*TEXT PASSAGE:*
━━━━━━━━━━━━━━━━━━━━━━━━━━━━━━
It’s Okay To Not Be Okay

Yeah yeah…I know this blog is supposed to be essential oil related. There is a message on my heart though, and I can’t keep it to myself. What if there is someone else out there that needs to hear it?

It’s okay to not be okay…
Is what I tell myself over and over again.
Sometimes I even believe it.
Anxiety is one of those pesky invisible illnesses.
The ones we pretend our friends don’t have,
For our own convenience.
I’m okay with that, it’s the loneliness though.
We silently suffer most of the time
With a giant weight on our chest,
Water in our lungs,
As we forget how to breathe.
It may just look like a deep breath to you.
Maybe a yawn or sigh.
To us though, anxiety traps us in our minds.
We try to focus on breathing,
and coming up for air.
We tell anxiety that we’re in control.
That we’re okay, and this will pass.
We beg it to stop, and try to focus again.
We feel like we’re never going to find that breath.
And then finally we do.
We feel a little better,
Almost a functioning human again.
And…Repeat.

I don’t really know if that’s a poem, or what. It felt right to express it in that format though. It can be incredibly difficult and frustrating to explain anxiety to someone who doesn’t experience it. They ask you what’s wrong, and you don’t have an answer, yet you still wonder why they don’t know how to help you. They ask you to get over it, but you’re still analyzing every single thing that happened days ago. They ask you to go somewhere, and don’t understand why you can’t this time. It’s confusing, and it’s something I’ve experienced for over 15 years. That’s half my life wondering if this weight will ever permanently be lifted off my chest. Half my life I’ve picked apart every single situation I’ve been in. Half of my life I’ve worried constantly. Half my life I’ve stayed mostly quiet in conversations, in fear of sounding dumb. Half my life of sitting in the back of a crowd. Half my life I’ve had to drag myself out of bed each morning, and hope that the day doesn’t have anything unexpected pop up.

From someone else’s perspective though, everything may look fine, and sometimes it really is. I’m a mom of a beautiful toddler, the wife to a hilarious husband, and I’m running a home-based business, while semi-having my crap together most days. I’ve tried to run from anxiety, I’ve tried to ignore it, and I’ve tried to pretend like everything is okay, in fear of being thought of as crazy again. You know what though? Maybe I am a little crazy, and maybe you are too. We still deserve happiness though. We deserve to release everything that we are holding on to. One of the first steps in doing so is to truly and fully believe that it’s okay to not be okay all of the time. We don’t have to be ashamed of what we can’t control. It’s okay to recognize our limits, and take a step back when we need to. It’s okay to ask for help. It’s okay to talk to a professional. It’s okay to turn off all noises, and just breathe for a bit. It’s okay to let someone know that you need them. It’s okay to cry, and it’s okay to accept and even ask for a hug. It’s okay to forgive ourselves for not being okay on those bad days. And it’s okay to believe that we deserve to be okay, genuinely okay.
━━━━━━━━━━━━━━━━━━━━━━━━━━━━━━
*LISTED ENTRIES:*
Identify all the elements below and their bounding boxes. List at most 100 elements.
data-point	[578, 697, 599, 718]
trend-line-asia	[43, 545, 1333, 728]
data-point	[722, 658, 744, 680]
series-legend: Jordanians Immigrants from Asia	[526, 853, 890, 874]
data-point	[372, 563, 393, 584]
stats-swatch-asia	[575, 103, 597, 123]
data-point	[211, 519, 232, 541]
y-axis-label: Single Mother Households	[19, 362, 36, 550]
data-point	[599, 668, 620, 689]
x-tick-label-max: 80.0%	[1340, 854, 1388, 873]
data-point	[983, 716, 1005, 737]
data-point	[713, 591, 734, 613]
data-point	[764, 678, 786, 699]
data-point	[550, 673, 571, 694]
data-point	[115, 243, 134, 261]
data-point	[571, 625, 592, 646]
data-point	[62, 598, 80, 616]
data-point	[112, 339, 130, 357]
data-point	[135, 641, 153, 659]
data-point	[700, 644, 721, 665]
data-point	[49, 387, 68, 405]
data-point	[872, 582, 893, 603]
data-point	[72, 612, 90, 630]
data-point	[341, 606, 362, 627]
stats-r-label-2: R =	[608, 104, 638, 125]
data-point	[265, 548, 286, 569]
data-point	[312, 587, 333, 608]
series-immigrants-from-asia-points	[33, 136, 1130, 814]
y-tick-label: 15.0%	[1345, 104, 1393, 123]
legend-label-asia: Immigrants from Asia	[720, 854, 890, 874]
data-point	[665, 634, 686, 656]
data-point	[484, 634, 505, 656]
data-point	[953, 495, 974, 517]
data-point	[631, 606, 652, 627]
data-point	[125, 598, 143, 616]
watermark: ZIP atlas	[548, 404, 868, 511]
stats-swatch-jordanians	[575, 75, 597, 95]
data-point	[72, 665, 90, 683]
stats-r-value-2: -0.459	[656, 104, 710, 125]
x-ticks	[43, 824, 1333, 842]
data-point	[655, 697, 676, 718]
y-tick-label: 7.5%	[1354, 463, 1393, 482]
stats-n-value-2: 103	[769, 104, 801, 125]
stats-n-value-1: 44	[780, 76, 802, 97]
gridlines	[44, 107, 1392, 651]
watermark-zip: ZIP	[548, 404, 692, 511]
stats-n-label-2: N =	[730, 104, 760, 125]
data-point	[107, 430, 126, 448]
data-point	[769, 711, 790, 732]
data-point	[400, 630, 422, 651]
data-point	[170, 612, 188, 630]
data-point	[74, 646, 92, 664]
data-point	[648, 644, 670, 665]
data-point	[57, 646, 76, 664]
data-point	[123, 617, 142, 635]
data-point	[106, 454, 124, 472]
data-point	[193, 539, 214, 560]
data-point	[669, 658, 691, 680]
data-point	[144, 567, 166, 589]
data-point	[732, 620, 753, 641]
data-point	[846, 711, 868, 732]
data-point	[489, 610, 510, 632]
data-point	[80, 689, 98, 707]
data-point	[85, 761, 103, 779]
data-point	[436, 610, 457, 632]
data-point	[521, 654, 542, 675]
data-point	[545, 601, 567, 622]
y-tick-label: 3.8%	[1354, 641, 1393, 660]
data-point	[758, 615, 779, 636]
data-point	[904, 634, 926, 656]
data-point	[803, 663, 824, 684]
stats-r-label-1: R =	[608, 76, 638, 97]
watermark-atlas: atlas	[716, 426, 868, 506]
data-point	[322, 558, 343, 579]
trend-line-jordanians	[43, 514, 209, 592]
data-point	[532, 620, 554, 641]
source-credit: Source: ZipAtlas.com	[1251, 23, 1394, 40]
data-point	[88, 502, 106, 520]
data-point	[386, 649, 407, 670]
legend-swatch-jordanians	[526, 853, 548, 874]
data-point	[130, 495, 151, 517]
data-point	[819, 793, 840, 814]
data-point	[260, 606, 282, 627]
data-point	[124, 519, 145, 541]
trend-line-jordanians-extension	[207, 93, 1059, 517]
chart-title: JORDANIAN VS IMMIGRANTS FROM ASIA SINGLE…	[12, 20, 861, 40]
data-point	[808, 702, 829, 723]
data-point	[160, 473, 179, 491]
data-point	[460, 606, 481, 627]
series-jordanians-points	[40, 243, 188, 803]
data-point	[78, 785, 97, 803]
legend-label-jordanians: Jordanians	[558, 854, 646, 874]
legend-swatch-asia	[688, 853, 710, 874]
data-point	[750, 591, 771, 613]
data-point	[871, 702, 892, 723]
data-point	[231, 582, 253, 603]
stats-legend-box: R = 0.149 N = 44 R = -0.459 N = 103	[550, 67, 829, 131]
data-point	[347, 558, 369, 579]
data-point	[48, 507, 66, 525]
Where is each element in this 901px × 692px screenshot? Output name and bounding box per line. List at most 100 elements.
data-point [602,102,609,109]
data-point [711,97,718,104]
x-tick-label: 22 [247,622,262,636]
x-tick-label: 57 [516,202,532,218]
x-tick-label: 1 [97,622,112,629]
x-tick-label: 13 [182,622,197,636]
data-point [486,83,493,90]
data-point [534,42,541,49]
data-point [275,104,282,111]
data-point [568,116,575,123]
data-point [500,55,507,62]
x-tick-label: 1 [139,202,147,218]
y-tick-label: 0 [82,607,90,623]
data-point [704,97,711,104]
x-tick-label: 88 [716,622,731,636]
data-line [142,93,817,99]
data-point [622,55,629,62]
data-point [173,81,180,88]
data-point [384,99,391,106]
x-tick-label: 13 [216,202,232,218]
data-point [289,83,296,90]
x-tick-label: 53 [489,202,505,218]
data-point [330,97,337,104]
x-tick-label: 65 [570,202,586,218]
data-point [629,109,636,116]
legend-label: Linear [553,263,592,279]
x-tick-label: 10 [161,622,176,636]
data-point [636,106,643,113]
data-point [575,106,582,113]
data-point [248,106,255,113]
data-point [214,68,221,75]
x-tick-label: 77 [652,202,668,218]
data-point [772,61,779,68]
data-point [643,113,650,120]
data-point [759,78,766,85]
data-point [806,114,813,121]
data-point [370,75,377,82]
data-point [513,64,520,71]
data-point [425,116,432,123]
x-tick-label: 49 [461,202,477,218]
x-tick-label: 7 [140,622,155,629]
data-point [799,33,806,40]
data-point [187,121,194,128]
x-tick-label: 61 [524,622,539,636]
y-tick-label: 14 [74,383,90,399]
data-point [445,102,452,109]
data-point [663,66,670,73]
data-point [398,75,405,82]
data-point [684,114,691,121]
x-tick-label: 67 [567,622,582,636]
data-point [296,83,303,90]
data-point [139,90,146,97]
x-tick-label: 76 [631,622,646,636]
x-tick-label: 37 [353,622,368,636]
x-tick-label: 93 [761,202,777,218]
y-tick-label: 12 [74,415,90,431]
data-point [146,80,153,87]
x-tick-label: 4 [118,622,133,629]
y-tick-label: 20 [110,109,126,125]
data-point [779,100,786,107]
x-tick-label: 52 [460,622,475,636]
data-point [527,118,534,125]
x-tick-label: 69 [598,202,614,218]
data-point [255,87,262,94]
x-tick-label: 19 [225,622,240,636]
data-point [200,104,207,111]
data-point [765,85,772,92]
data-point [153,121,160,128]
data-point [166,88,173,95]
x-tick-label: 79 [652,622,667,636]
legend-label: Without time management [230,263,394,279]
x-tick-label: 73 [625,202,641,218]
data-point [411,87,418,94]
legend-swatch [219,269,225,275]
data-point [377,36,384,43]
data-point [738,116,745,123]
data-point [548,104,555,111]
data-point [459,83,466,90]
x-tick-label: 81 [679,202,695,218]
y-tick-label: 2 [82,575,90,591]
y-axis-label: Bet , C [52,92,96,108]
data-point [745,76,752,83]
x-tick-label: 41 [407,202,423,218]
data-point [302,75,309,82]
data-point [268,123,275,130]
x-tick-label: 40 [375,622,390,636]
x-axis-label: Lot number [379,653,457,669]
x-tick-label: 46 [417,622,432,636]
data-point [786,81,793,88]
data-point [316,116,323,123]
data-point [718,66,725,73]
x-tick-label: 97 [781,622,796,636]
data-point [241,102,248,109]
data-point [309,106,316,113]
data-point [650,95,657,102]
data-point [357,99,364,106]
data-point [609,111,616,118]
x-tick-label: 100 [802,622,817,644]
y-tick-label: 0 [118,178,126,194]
━━━━━━━━━━━━━━━━━━━━━━━━━━━━━━
*ACTIVITIES:*
1) According to the post on anxiety, how long has the writer experienced anxiety?
2) From the post on anxiety, return the passage that begins at the words "Anxiety is one" and stops after the words "we’re in control.", copied word for word.

*ANSWERS FOR THE EXERCISE:*
1) The writer has experienced anxiety for over 15 years.

2)
Anxiety is one of those pesky invisible illnesses.
The ones we pretend our friends don’t have,
For our own convenience.
I’m okay with that, it’s the loneliness though.
We silently suffer most of the time
With a giant weight on our chest,
Water in our lungs,
As we forget how to breathe.
It may just look like a deep breath to you.
Maybe a yawn or sigh.
To us though, anxiety traps us in our minds.
We try to focus on breathing,
and coming up for air.
We tell anxiety that we’re in control.